START Data for this exercise
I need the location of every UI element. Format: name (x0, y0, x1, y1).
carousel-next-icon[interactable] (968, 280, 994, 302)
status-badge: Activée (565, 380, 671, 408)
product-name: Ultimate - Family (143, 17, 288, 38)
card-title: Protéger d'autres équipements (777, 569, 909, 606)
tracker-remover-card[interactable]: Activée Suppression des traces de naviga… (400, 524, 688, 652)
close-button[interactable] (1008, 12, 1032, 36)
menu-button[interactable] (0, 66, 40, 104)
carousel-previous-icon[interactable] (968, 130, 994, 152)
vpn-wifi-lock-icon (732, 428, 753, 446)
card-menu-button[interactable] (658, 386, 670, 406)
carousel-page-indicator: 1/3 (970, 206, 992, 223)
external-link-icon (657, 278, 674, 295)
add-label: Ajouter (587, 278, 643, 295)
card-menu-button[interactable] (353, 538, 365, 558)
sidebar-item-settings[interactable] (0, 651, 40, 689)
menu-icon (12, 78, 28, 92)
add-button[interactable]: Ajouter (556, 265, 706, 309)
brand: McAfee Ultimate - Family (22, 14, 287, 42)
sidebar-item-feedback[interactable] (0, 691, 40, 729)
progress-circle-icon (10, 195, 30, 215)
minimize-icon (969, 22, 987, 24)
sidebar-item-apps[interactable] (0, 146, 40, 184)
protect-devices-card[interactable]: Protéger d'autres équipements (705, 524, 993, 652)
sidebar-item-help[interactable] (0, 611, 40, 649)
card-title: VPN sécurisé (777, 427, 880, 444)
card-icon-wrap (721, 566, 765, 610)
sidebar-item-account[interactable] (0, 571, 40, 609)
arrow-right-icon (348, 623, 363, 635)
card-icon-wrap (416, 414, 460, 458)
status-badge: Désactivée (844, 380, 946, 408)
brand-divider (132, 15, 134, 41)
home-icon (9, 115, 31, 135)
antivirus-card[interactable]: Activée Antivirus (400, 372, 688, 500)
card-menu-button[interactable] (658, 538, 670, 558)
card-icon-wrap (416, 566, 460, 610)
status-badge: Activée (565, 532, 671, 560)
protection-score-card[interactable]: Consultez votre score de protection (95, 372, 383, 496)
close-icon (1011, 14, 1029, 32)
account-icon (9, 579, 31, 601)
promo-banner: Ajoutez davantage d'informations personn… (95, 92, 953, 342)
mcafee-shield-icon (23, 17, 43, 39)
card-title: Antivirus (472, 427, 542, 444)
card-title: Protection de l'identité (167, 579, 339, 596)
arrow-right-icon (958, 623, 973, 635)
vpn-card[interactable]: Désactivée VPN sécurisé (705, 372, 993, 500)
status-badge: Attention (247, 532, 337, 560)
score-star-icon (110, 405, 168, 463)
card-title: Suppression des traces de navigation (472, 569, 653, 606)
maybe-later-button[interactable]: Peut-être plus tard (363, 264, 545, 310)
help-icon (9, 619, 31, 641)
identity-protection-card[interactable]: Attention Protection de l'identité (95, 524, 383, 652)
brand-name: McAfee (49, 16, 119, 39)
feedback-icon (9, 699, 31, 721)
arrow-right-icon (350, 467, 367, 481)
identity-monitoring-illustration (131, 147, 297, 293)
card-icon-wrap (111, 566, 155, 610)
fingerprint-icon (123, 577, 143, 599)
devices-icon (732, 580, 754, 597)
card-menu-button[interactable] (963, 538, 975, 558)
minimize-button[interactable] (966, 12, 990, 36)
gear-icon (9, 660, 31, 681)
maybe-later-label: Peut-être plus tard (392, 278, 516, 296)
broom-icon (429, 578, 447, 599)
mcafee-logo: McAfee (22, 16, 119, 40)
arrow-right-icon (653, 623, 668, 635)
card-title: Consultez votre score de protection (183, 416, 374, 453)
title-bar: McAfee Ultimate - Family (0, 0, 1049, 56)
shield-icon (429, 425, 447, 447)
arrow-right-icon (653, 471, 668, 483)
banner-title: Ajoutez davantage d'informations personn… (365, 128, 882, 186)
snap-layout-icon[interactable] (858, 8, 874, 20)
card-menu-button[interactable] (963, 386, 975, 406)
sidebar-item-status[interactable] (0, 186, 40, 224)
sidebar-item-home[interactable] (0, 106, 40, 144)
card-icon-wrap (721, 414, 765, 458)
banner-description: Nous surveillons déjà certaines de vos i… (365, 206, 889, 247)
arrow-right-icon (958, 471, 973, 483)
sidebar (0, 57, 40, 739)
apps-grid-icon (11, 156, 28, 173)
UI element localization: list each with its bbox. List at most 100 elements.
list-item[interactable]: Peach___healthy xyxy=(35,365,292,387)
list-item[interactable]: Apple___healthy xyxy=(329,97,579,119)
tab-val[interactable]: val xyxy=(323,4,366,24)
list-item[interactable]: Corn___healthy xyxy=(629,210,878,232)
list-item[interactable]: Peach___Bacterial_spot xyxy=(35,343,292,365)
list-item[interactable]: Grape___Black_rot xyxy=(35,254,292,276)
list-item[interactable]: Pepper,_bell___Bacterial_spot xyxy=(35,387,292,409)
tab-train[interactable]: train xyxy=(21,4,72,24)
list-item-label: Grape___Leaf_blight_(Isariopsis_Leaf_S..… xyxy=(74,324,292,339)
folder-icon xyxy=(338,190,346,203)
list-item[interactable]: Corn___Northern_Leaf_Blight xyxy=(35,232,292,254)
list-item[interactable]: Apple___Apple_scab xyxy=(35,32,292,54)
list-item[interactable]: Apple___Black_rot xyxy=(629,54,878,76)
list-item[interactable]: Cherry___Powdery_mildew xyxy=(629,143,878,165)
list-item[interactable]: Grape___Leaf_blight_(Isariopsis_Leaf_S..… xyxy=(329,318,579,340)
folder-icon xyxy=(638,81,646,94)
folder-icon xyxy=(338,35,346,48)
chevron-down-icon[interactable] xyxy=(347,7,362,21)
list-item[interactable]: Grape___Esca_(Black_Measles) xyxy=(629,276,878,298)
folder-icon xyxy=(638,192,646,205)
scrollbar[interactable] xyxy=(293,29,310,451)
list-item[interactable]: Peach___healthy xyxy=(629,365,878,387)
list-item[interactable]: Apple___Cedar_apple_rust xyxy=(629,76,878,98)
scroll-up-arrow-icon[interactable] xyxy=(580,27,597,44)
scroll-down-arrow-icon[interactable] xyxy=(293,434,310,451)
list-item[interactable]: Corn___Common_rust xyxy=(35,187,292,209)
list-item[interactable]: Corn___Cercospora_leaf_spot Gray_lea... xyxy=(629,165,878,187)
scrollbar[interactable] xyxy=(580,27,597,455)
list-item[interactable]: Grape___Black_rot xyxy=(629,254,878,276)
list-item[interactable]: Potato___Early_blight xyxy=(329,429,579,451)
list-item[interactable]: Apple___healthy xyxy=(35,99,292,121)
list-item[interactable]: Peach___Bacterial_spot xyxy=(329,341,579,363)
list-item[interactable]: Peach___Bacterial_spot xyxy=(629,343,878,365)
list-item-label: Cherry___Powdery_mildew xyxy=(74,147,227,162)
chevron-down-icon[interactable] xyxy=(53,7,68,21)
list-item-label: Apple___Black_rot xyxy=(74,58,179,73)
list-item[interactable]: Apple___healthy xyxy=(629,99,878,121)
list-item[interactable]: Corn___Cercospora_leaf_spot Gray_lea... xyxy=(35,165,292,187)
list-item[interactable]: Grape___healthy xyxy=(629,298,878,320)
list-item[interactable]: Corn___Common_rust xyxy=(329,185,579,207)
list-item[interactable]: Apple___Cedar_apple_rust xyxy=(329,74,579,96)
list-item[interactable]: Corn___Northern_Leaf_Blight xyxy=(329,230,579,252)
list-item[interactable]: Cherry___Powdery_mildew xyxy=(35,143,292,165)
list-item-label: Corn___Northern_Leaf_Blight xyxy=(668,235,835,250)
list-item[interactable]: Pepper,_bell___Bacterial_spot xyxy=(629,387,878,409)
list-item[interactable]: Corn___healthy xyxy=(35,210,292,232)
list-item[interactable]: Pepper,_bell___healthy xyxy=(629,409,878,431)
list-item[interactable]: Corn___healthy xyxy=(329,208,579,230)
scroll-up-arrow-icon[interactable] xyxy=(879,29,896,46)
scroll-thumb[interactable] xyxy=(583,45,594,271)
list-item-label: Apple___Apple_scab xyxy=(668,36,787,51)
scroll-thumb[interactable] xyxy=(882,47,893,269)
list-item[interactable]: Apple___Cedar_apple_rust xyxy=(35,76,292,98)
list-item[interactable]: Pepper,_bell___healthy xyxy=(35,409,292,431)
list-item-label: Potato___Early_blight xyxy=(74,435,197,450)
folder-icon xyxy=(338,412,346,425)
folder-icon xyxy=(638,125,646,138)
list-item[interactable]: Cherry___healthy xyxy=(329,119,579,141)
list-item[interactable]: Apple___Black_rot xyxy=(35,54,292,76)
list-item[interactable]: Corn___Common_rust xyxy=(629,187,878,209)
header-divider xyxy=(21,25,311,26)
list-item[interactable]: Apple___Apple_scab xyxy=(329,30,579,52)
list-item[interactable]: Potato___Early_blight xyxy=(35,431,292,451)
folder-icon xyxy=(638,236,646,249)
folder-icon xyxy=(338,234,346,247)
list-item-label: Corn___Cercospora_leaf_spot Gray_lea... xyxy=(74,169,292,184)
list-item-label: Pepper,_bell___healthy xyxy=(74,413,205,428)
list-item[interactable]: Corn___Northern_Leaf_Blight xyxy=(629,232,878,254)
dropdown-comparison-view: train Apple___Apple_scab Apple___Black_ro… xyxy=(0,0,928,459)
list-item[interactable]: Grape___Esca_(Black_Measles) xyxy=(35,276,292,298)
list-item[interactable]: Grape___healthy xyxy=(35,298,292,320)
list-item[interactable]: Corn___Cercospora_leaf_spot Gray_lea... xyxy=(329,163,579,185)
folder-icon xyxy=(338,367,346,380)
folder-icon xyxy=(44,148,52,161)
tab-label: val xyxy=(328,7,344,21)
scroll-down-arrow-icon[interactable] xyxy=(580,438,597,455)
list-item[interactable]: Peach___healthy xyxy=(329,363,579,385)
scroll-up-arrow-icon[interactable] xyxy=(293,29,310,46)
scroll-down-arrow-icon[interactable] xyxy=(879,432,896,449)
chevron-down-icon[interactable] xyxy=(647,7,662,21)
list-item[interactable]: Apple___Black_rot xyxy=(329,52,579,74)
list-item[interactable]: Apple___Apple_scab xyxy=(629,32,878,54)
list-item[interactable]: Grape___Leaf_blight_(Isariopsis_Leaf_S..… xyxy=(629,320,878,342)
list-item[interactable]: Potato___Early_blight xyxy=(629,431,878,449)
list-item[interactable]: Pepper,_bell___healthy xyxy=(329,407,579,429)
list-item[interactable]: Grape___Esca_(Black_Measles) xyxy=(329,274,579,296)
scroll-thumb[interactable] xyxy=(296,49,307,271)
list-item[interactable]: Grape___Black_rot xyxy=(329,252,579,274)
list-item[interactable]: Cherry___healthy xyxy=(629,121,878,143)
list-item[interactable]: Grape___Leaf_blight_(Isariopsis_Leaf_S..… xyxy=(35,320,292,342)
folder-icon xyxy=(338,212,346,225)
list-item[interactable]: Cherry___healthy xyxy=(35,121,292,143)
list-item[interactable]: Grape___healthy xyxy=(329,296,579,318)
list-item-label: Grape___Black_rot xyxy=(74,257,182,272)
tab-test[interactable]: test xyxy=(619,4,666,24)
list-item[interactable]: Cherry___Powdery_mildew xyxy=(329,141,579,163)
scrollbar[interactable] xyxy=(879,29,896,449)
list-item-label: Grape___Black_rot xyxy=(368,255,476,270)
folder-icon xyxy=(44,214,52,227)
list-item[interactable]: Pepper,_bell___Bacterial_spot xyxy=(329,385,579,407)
END Data for this exercise
▸ Your instructions:
Search the material above for "identité". Copy each line that has it.

▸ Answer for the task:
card-title: Protection de l'identité (167, 579, 339, 596)
identity-protection-card[interactable]: Attention Protection de l'identité (95, 524, 383, 652)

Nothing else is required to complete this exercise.